» **EXERCISE**:
Here are records with pictures in them. Copy all of them exactly and leave the pictures out.

» **EXERCISE INPUTS**:
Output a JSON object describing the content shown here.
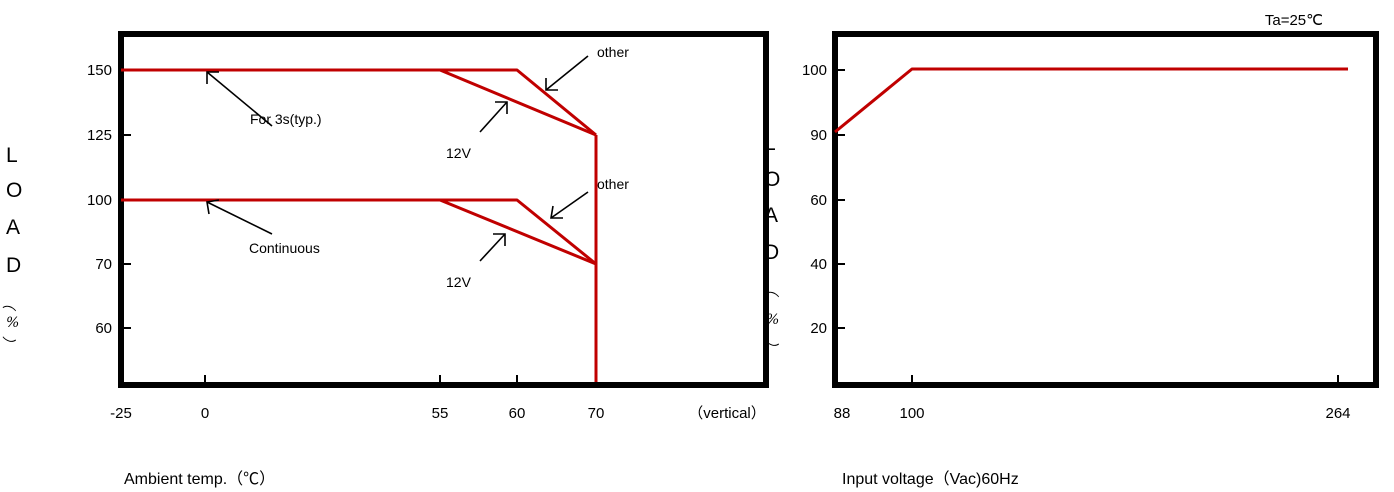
{
  "chart_data": [
    {
      "type": "line",
      "title": "",
      "xlabel": "Ambient temp.（℃）",
      "ylabel_chars": [
        "L",
        "O",
        "A",
        "D",
        "（",
        "%",
        "）"
      ],
      "x_ticks": [
        "-25",
        "0",
        "55",
        "60",
        "70",
        "（vertical）"
      ],
      "y_ticks": [
        "150",
        "125",
        "100",
        "70",
        "60"
      ],
      "series": [
        {
          "x": [
            "-25",
            "55",
            "70",
            "70"
          ],
          "y": [
            150,
            150,
            125,
            125
          ]
        },
        {
          "x": [
            "-25",
            "60",
            "70"
          ],
          "y": [
            150,
            150,
            125
          ]
        },
        {
          "x": [
            "-25",
            "55",
            "70"
          ],
          "y": [
            100,
            100,
            70
          ]
        },
        {
          "x": [
            "-25",
            "60",
            "70"
          ],
          "y": [
            100,
            100,
            70
          ]
        },
        {
          "x": [
            "70",
            "70"
          ],
          "y": [
            125,
            45
          ]
        }
      ],
      "annotations": [
        {
          "text": "For 3s(typ.)"
        },
        {
          "text": "other"
        },
        {
          "text": "12V"
        },
        {
          "text": "Continuous"
        },
        {
          "text": "other"
        },
        {
          "text": "12V"
        }
      ]
    },
    {
      "type": "line",
      "title": "Ta=25℃",
      "xlabel": "Input voltage（Vac)60Hz",
      "ylabel_chars": [
        "L",
        "O",
        "A",
        "D",
        "（",
        "%",
        "）"
      ],
      "x_ticks": [
        "88",
        "100",
        "264"
      ],
      "y_ticks": [
        "100",
        "90",
        "60",
        "40",
        "20"
      ],
      "series": [
        {
          "x": [
            88,
            100,
            264
          ],
          "y": [
            90,
            100,
            100
          ]
        }
      ],
      "annotations": []
    }
  ],
  "colors": {
    "curve": "#c00000",
    "frame": "#000000"
  }
}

» **REPLY TO THE EXERCISE**:
Output a JSON object describing the content shown here.
{
  "chart_data": [
    {
      "type": "line",
      "title": "",
      "xlabel": "Ambient temp.（℃）",
      "ylabel_chars": [
        "L",
        "O",
        "A",
        "D",
        "（",
        "%",
        "）"
      ],
      "x_ticks": [
        "-25",
        "0",
        "55",
        "60",
        "70",
        "（vertical）"
      ],
      "y_ticks": [
        "150",
        "125",
        "100",
        "70",
        "60"
      ],
      "series": [
        {
          "x": [
            "-25",
            "55",
            "70",
            "70"
          ],
          "y": [
            150,
            150,
            125,
            125
          ]
        },
        {
          "x": [
            "-25",
            "60",
            "70"
          ],
          "y": [
            150,
            150,
            125
          ]
        },
        {
          "x": [
            "-25",
            "55",
            "70"
          ],
          "y": [
            100,
            100,
            70
          ]
        },
        {
          "x": [
            "-25",
            "60",
            "70"
          ],
          "y": [
            100,
            100,
            70
          ]
        },
        {
          "x": [
            "70",
            "70"
          ],
          "y": [
            125,
            45
          ]
        }
      ],
      "annotations": [
        {
          "text": "For 3s(typ.)"
        },
        {
          "text": "other"
        },
        {
          "text": "12V"
        },
        {
          "text": "Continuous"
        },
        {
          "text": "other"
        },
        {
          "text": "12V"
        }
      ]
    },
    {
      "type": "line",
      "title": "Ta=25℃",
      "xlabel": "Input voltage（Vac)60Hz",
      "ylabel_chars": [
        "L",
        "O",
        "A",
        "D",
        "（",
        "%",
        "）"
      ],
      "x_ticks": [
        "88",
        "100",
        "264"
      ],
      "y_ticks": [
        "100",
        "90",
        "60",
        "40",
        "20"
      ],
      "series": [
        {
          "x": [
            88,
            100,
            264
          ],
          "y": [
            90,
            100,
            100
          ]
        }
      ],
      "annotations": []
    }
  ],
  "colors": {
    "curve": "#c00000",
    "frame": "#000000"
  }
}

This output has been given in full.